▸ **Task**:
Every record should be repeated exactly, except that pictures are left out.

(Stored entries)
'''
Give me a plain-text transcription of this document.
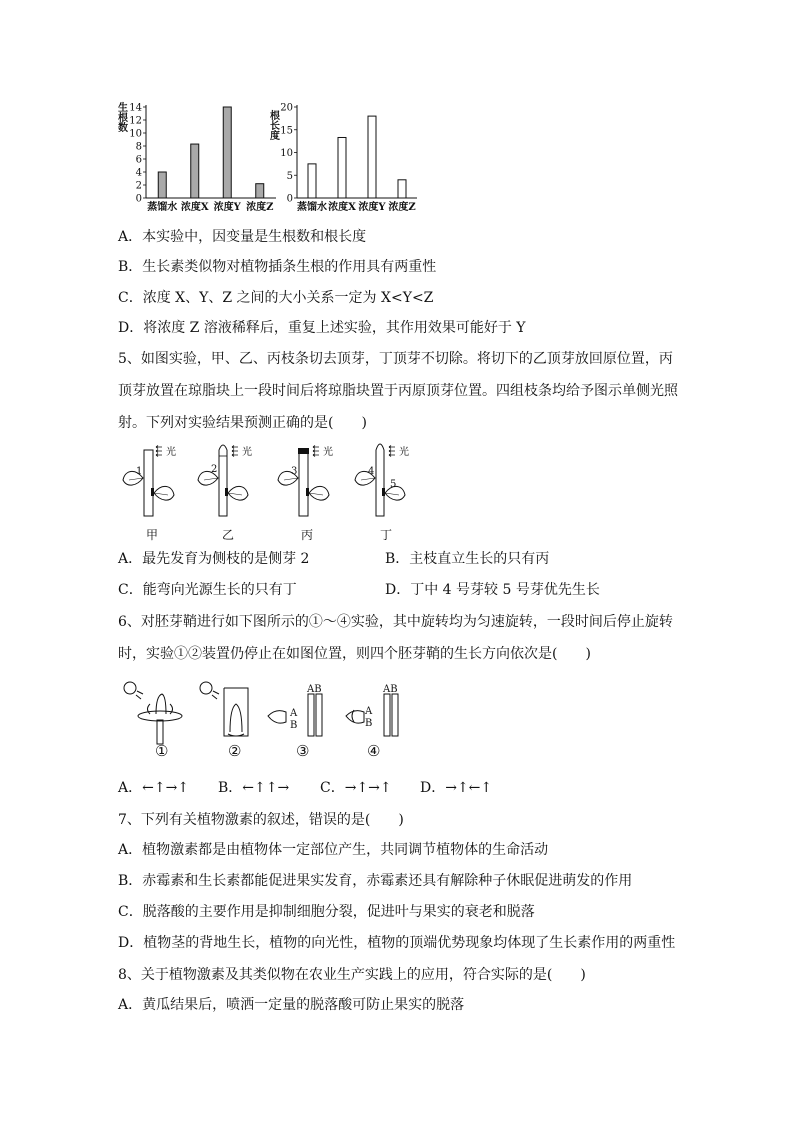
生
根
数
14
12
10
8
6
4
2
0
蒸馏水 浓度X 浓度Y 浓度Z
根
长
度
20
15
10
5
0
蒸馏水 浓度X 浓度Y 浓度Z
A．本实验中，因变量是生根数和根长度
B．生长素类似物对植物插条生根的作用具有两重性
C．浓度 X、Y、Z 之间的大小关系一定为 X<Y<Z
D．将浓度 Z 溶液稀释后，重复上述实验，其作用效果可能好于 Y
5、如图实验，甲、乙、丙枝条切去顶芽，丁顶芽不切除。将切下的乙顶芽放回原位置，丙
顶芽放置在琼脂块上一段时间后将琼脂块置于丙原顶芽位置。四组枝条均给予图示单侧光照
射。下列对实验结果预测正确的是(　　)
光	光	光	光
1	2	3	4
5
甲	乙	丙	丁
A．最先发育为侧枝的是侧芽 2	B．主枝直立生长的只有丙
C．能弯向光源生长的只有丁	D．丁中 4 号芽较 5 号芽优先生长
6、对胚芽鞘进行如下图所示的①～④实验，其中旋转均为匀速旋转，一段时间后停止旋转
时，实验①②装置仍停止在如图位置，则四个胚芽鞘的生长方向依次是(　　)
AB
A
B
AB
A
B
①	②	③	④
A．←↑→↑ B．←↑↑→ C．→↑→↑ D．→↑←↑
7、下列有关植物激素的叙述，错误的是(　　)
A．植物激素都是由植物体一定部位产生，共同调节植物体的生命活动
B．赤霉素和生长素都能促进果实发育，赤霉素还具有解除种子休眠促进萌发的作用
C．脱落酸的主要作用是抑制细胞分裂，促进叶与果实的衰老和脱落
D．植物茎的背地生长，植物的向光性，植物的顶端优势现象均体现了生长素作用的两重性
8、关于植物激素及其类似物在农业生产实践上的应用，符合实际的是(　　)
A．黄瓜结果后，喷洒一定量的脱落酸可防止果实的脱落
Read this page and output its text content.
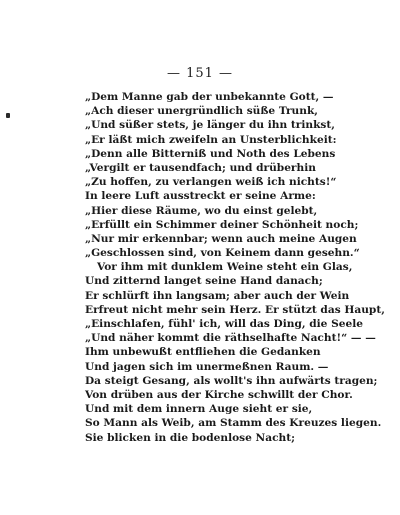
— 151 —
„Dem Manne gab der unbekannte Gott, —
„Ach dieser unergründlich süße Trunk,
„Und süßer stets, je länger du ihn trinkst,
„Er läßt mich zweifeln an Unsterblichkeit:
„Denn alle Bitterniß und Noth des Lebens
„Vergilt er tausendfach; und drüberhin
„Zu hoffen, zu verlangen weiß ich nichts!“
In leere Luft ausstreckt er seine Arme:
„Hier diese Räume, wo du einst gelebt,
„Erfüllt ein Schimmer deiner Schönheit noch;
„Nur mir erkennbar; wenn auch meine Augen
„Geschlossen sind, von Keinem dann gesehn.“
Vor ihm mit dunklem Weine steht ein Glas,
Und zitternd langet seine Hand danach;
Er schlürft ihn langsam; aber auch der Wein
Erfreut nicht mehr sein Herz. Er stützt das Haupt,
„Einschlafen, fühl' ich, will das Ding, die Seele
„Und näher kommt die räthselhafte Nacht!“ — —
Ihm unbewußt entfliehen die Gedanken
Und jagen sich im unermeßnen Raum. —
Da steigt Gesang, als wollt's ihn aufwärts tragen;
Von drüben aus der Kirche schwillt der Chor.
Und mit dem innern Auge sieht er sie,
So Mann als Weib, am Stamm des Kreuzes liegen.
Sie blicken in die bodenlose Nacht;
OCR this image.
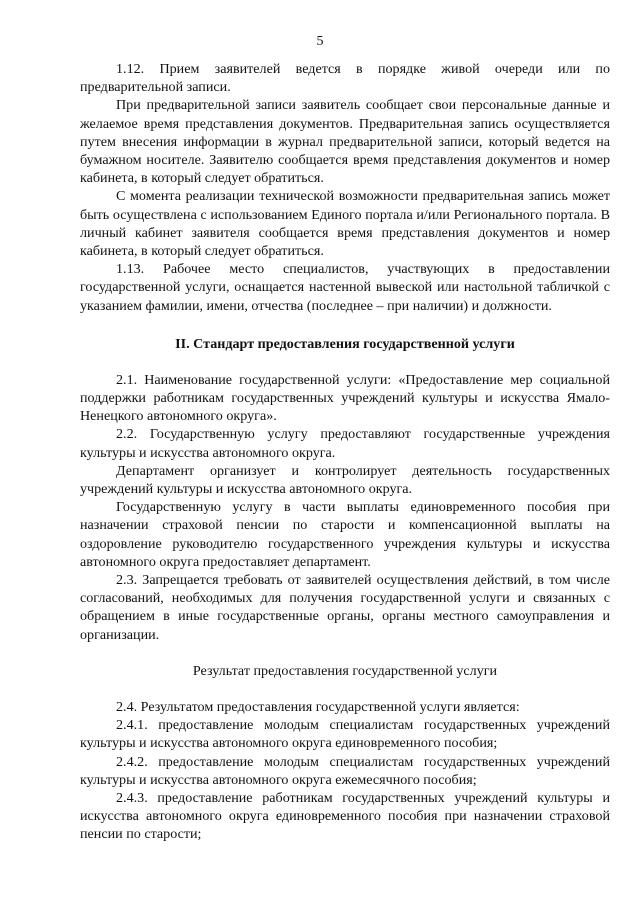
5

1.12. Прием заявителей ведется в порядке живой очереди или по предварительной записи.

При предварительной записи заявитель сообщает свои персональные данные и желаемое время представления документов. Предварительная запись осуществляется путем внесения информации в журнал предварительной записи, который ведется на бумажном носителе. Заявителю сообщается время представления документов и номер кабинета, в который следует обратиться.

С момента реализации технической возможности предварительная запись может быть осуществлена с использованием Единого портала и/или Регионального портала. В личный кабинет заявителя сообщается время представления документов и номер кабинета, в который следует обратиться.

1.13. Рабочее место специалистов, участвующих в предоставлении государственной услуги, оснащается настенной вывеской или настольной табличкой с указанием фамилии, имени, отчества (последнее – при наличии) и должности.

II. Стандарт предоставления государственной услуги

2.1. Наименование государственной услуги: «Предоставление мер социальной поддержки работникам государственных учреждений культуры и искусства Ямало-Ненецкого автономного округа».

2.2. Государственную услугу предоставляют государственные учреждения культуры и искусства автономного округа.

Департамент организует и контролирует деятельность государственных учреждений культуры и искусства автономного округа.

Государственную услугу в части выплаты единовременного пособия при назначении страховой пенсии по старости и компенсационной выплаты на оздоровление руководителю государственного учреждения культуры и искусства автономного округа предоставляет департамент.

2.3. Запрещается требовать от заявителей осуществления действий, в том числе согласований, необходимых для получения государственной услуги и связанных с обращением в иные государственные органы, органы местного самоуправления и организации.

Результат предоставления государственной услуги

2.4. Результатом предоставления государственной услуги является:

2.4.1. предоставление молодым специалистам государственных учреждений культуры и искусства автономного округа единовременного пособия;

2.4.2. предоставление молодым специалистам государственных учреждений культуры и искусства автономного округа ежемесячного пособия;

2.4.3. предоставление работникам государственных учреждений культуры и искусства автономного округа единовременного пособия при назначении страховой пенсии по старости;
'''
▸ **Response below**:
Give me a plain-text transcription of this document.
生
根
数
14
12
10
8
6
4
2
0
蒸馏水 浓度X 浓度Y 浓度Z
根
长
度
20
15
10
5
0
蒸馏水 浓度X 浓度Y 浓度Z
A．本实验中，因变量是生根数和根长度
B．生长素类似物对植物插条生根的作用具有两重性
C．浓度 X、Y、Z 之间的大小关系一定为 X<Y<Z
D．将浓度 Z 溶液稀释后，重复上述实验，其作用效果可能好于 Y
5、如图实验，甲、乙、丙枝条切去顶芽，丁顶芽不切除。将切下的乙顶芽放回原位置，丙
顶芽放置在琼脂块上一段时间后将琼脂块置于丙原顶芽位置。四组枝条均给予图示单侧光照
射。下列对实验结果预测正确的是(　　)
光	光	光	光
1	2	3	4
5
甲	乙	丙	丁
A．最先发育为侧枝的是侧芽 2	B．主枝直立生长的只有丙
C．能弯向光源生长的只有丁	D．丁中 4 号芽较 5 号芽优先生长
6、对胚芽鞘进行如下图所示的①～④实验，其中旋转均为匀速旋转，一段时间后停止旋转
时，实验①②装置仍停止在如图位置，则四个胚芽鞘的生长方向依次是(　　)
AB
A
B
AB
A
B
①	②	③	④
A．←↑→↑ B．←↑↑→ C．→↑→↑ D．→↑←↑
7、下列有关植物激素的叙述，错误的是(　　)
A．植物激素都是由植物体一定部位产生，共同调节植物体的生命活动
B．赤霉素和生长素都能促进果实发育，赤霉素还具有解除种子休眠促进萌发的作用
C．脱落酸的主要作用是抑制细胞分裂，促进叶与果实的衰老和脱落
D．植物茎的背地生长，植物的向光性，植物的顶端优势现象均体现了生长素作用的两重性
8、关于植物激素及其类似物在农业生产实践上的应用，符合实际的是(　　)
A．黄瓜结果后，喷洒一定量的脱落酸可防止果实的脱落
Read this page and output its text content.
— 151 —
„Dem Manne gab der unbekannte Gott, —
„Ach dieser unergründlich süße Trunk,
„Und süßer stets, je länger du ihn trinkst,
„Er läßt mich zweifeln an Unsterblichkeit:
„Denn alle Bitterniß und Noth des Lebens
„Vergilt er tausendfach; und drüberhin
„Zu hoffen, zu verlangen weiß ich nichts!“
In leere Luft ausstreckt er seine Arme:
„Hier diese Räume, wo du einst gelebt,
„Erfüllt ein Schimmer deiner Schönheit noch;
„Nur mir erkennbar; wenn auch meine Augen
„Geschlossen sind, von Keinem dann gesehn.“
Vor ihm mit dunklem Weine steht ein Glas,
Und zitternd langet seine Hand danach;
Er schlürft ihn langsam; aber auch der Wein
Erfreut nicht mehr sein Herz. Er stützt das Haupt,
„Einschlafen, fühl' ich, will das Ding, die Seele
„Und näher kommt die räthselhafte Nacht!“ — —
Ihm unbewußt entfliehen die Gedanken
Und jagen sich im unermeßnen Raum. —
Da steigt Gesang, als wollt's ihn aufwärts tragen;
Von drüben aus der Kirche schwillt der Chor.
Und mit dem innern Auge sieht er sie,
So Mann als Weib, am Stamm des Kreuzes liegen.
Sie blicken in die bodenlose Nacht;
OCR this image.
5

1.12. Прием заявителей ведется в порядке живой очереди или по предварительной записи.

При предварительной записи заявитель сообщает свои персональные данные и желаемое время представления документов. Предварительная запись осуществляется путем внесения информации в журнал предварительной записи, который ведется на бумажном носителе. Заявителю сообщается время представления документов и номер кабинета, в который следует обратиться.

С момента реализации технической возможности предварительная запись может быть осуществлена с использованием Единого портала и/или Регионального портала. В личный кабинет заявителя сообщается время представления документов и номер кабинета, в который следует обратиться.

1.13. Рабочее место специалистов, участвующих в предоставлении государственной услуги, оснащается настенной вывеской или настольной табличкой с указанием фамилии, имени, отчества (последнее – при наличии) и должности.

II. Стандарт предоставления государственной услуги

2.1. Наименование государственной услуги: «Предоставление мер социальной поддержки работникам государственных учреждений культуры и искусства Ямало-Ненецкого автономного округа».

2.2. Государственную услугу предоставляют государственные учреждения культуры и искусства автономного округа.

Департамент организует и контролирует деятельность государственных учреждений культуры и искусства автономного округа.

Государственную услугу в части выплаты единовременного пособия при назначении страховой пенсии по старости и компенсационной выплаты на оздоровление руководителю государственного учреждения культуры и искусства автономного округа предоставляет департамент.

2.3. Запрещается требовать от заявителей осуществления действий, в том числе согласований, необходимых для получения государственной услуги и связанных с обращением в иные государственные органы, органы местного самоуправления и организации.

Результат предоставления государственной услуги

2.4. Результатом предоставления государственной услуги является:

2.4.1. предоставление молодым специалистам государственных учреждений культуры и искусства автономного округа единовременного пособия;

2.4.2. предоставление молодым специалистам государственных учреждений культуры и искусства автономного округа ежемесячного пособия;

2.4.3. предоставление работникам государственных учреждений культуры и искусства автономного округа единовременного пособия при назначении страховой пенсии по старости;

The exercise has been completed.